## Task instructions
Please report every line from the material that contains the word "subtitle".

>> BEGIN Records for this task

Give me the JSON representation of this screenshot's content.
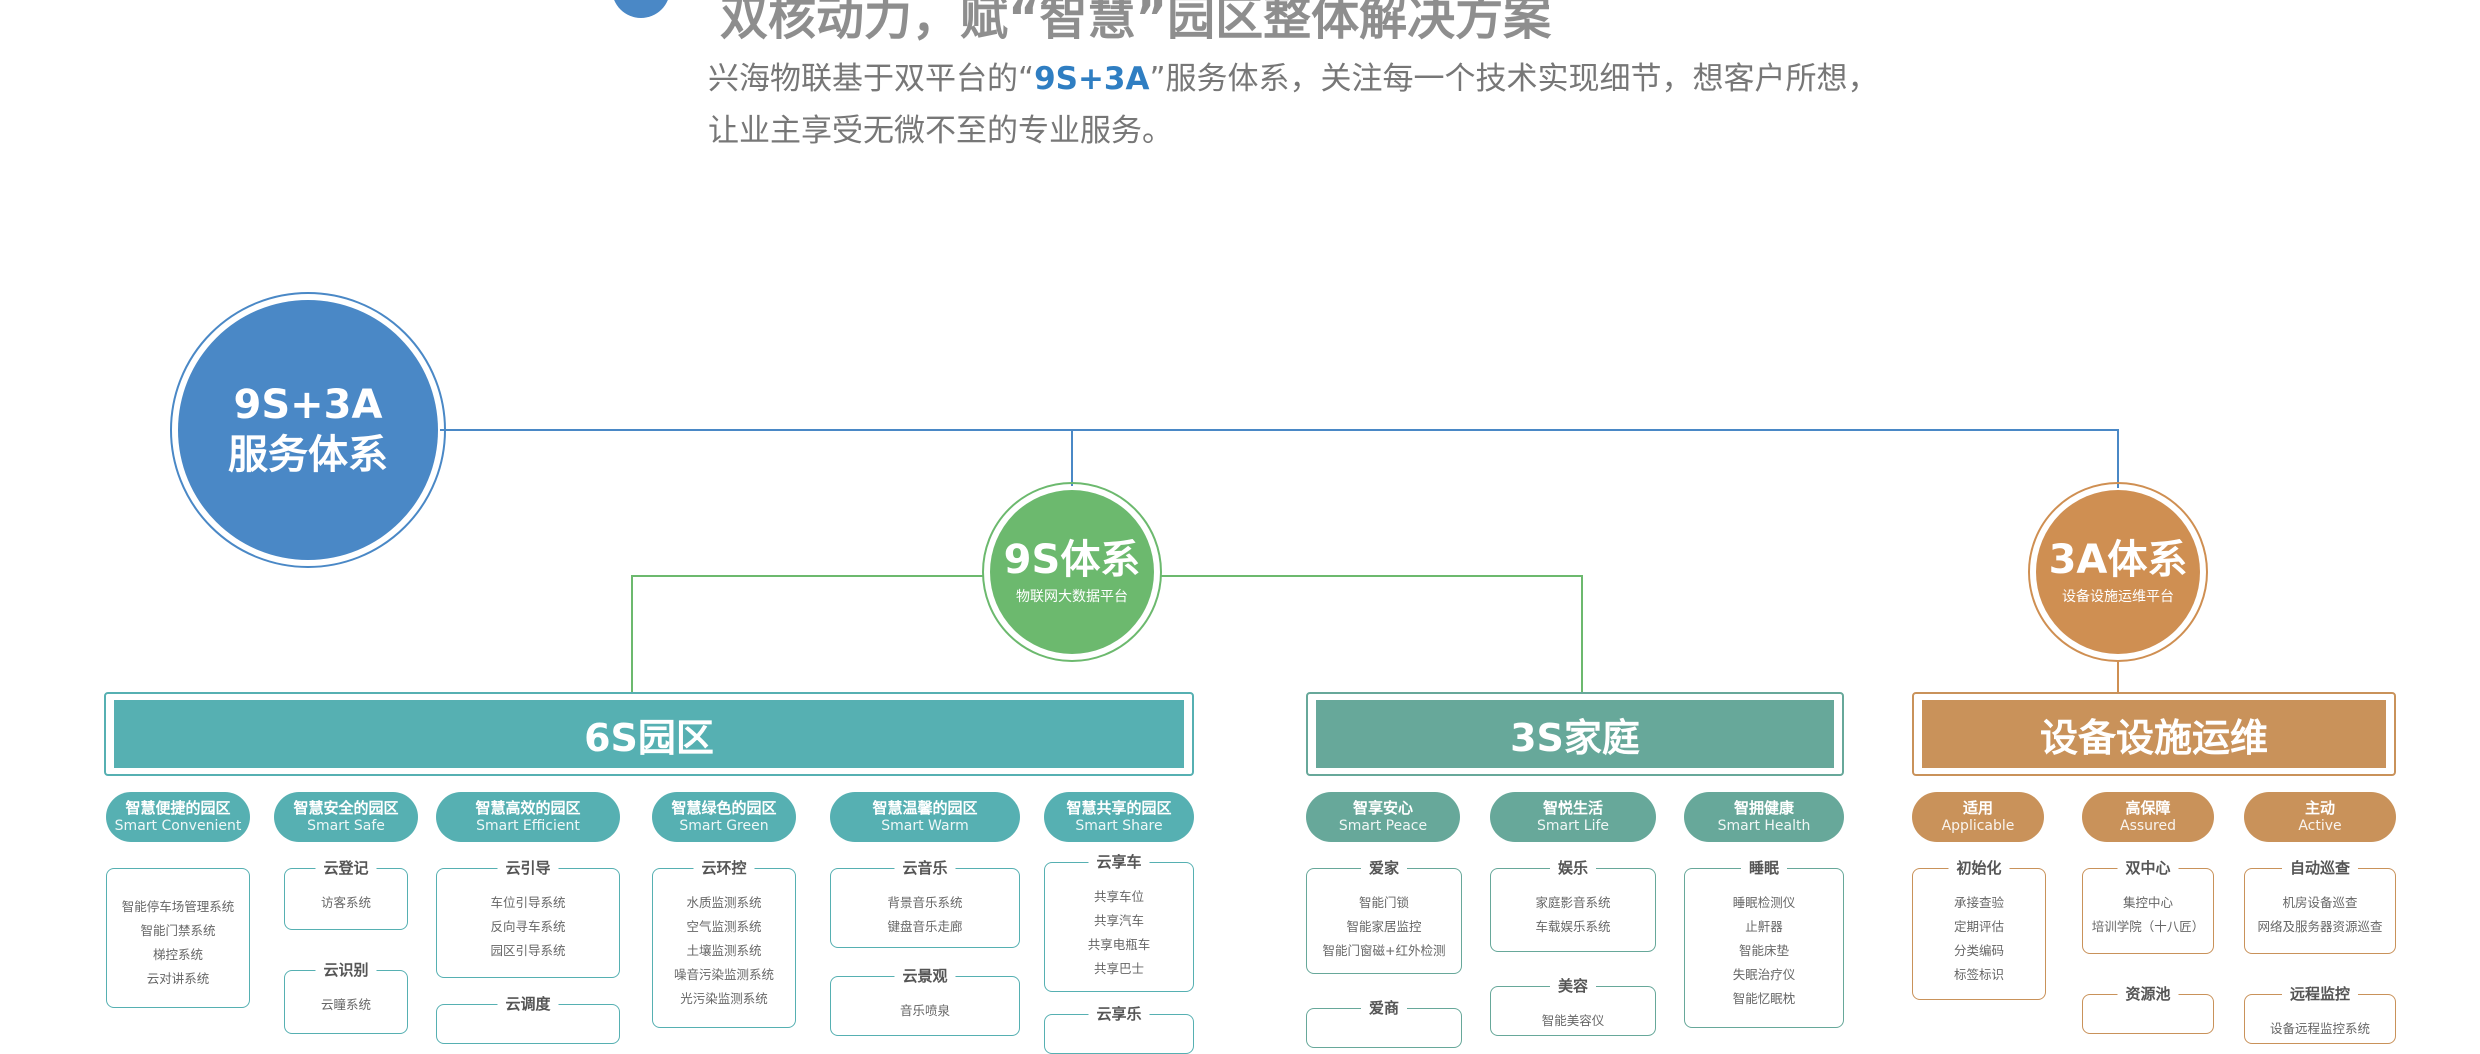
{
  "header": {
    "title": "双核动力，赋“智慧”园区整体解决方案",
    "intro_line1_pre": "兴海物联基于双平台的“",
    "intro_highlight": "9S+3A",
    "intro_line1_post": "”服务体系，关注每一个技术实现细节，想客户所想，",
    "intro_line2": "让业主享受无微不至的专业服务。"
  },
  "colors": {
    "blue": "#4a88c6",
    "green": "#6cb96e",
    "orange": "#cf8f52",
    "teal_6s": "#56b0b2",
    "teal_3s": "#67a89a",
    "brown_ops": "#c9925a"
  },
  "root": {
    "line1": "9S+3A",
    "line2": "服务体系"
  },
  "node_9s": {
    "title": "9S体系",
    "subtitle": "物联网大数据平台"
  },
  "node_3a": {
    "title": "3A体系",
    "subtitle": "设备设施运维平台"
  },
  "sections": {
    "s6": "6S园区",
    "s3": "3S家庭",
    "ops": "设备设施运维"
  },
  "pills_6s": [
    {
      "zh": "智慧便捷的园区",
      "en": "Smart  Convenient"
    },
    {
      "zh": "智慧安全的园区",
      "en": "Smart  Safe"
    },
    {
      "zh": "智慧高效的园区",
      "en": "Smart Efficient"
    },
    {
      "zh": "智慧绿色的园区",
      "en": "Smart Green"
    },
    {
      "zh": "智慧温馨的园区",
      "en": "Smart Warm"
    },
    {
      "zh": "智慧共享的园区",
      "en": "Smart Share"
    }
  ],
  "pills_3s": [
    {
      "zh": "智享安心",
      "en": "Smart Peace"
    },
    {
      "zh": "智悦生活",
      "en": "Smart Life"
    },
    {
      "zh": "智拥健康",
      "en": "Smart Health"
    }
  ],
  "pills_ops": [
    {
      "zh": "适用",
      "en": "Applicable"
    },
    {
      "zh": "高保障",
      "en": "Assured"
    },
    {
      "zh": "主动",
      "en": "Active"
    }
  ],
  "boxes_6s": [
    {
      "title": "",
      "items": [
        "智能停车场管理系统",
        "智能门禁系统",
        "梯控系统",
        "云对讲系统"
      ]
    },
    {
      "title": "云登记",
      "items": [
        "访客系统"
      ]
    },
    {
      "title": "云识别",
      "items": [
        "云瞳系统"
      ]
    },
    {
      "title": "云引导",
      "items": [
        "车位引导系统",
        "反向寻车系统",
        "园区引导系统"
      ]
    },
    {
      "title": "云调度",
      "items": []
    },
    {
      "title": "云环控",
      "items": [
        "水质监测系统",
        "空气监测系统",
        "土壤监测系统",
        "噪音污染监测系统",
        "光污染监测系统"
      ]
    },
    {
      "title": "云音乐",
      "items": [
        "背景音乐系统",
        "键盘音乐走廊"
      ]
    },
    {
      "title": "云景观",
      "items": [
        "音乐喷泉"
      ]
    },
    {
      "title": "云享车",
      "items": [
        "共享车位",
        "共享汽车",
        "共享电瓶车",
        "共享巴士"
      ]
    },
    {
      "title": "云享乐",
      "items": []
    }
  ],
  "boxes_3s": [
    {
      "title": "爱家",
      "items": [
        "智能门锁",
        "智能家居监控",
        "智能门窗磁+红外检测"
      ]
    },
    {
      "title": "爱商",
      "items": []
    },
    {
      "title": "娱乐",
      "items": [
        "家庭影音系统",
        "车载娱乐系统"
      ]
    },
    {
      "title": "美容",
      "items": [
        "智能美容仪"
      ]
    },
    {
      "title": "睡眠",
      "items": [
        "睡眠检测仪",
        "止鼾器",
        "智能床垫",
        "失眠治疗仪",
        "智能忆眠枕"
      ]
    }
  ],
  "boxes_ops": [
    {
      "title": "初始化",
      "items": [
        "承接查验",
        "定期评估",
        "分类编码",
        "标签标识"
      ]
    },
    {
      "title": "双中心",
      "items": [
        "集控中心",
        "培训学院（十八匠）"
      ]
    },
    {
      "title": "资源池",
      "items": []
    },
    {
      "title": "自动巡查",
      "items": [
        "机房设备巡查",
        "网络及服务器资源巡查"
      ]
    },
    {
      "title": "远程监控",
      "items": [
        "设备远程监控系统"
      ]
    }
  ]
}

>> END Records for this task

## Solution for this exercise
    "subtitle": "物联网大数据平台"
    "subtitle": "设备设施运维平台"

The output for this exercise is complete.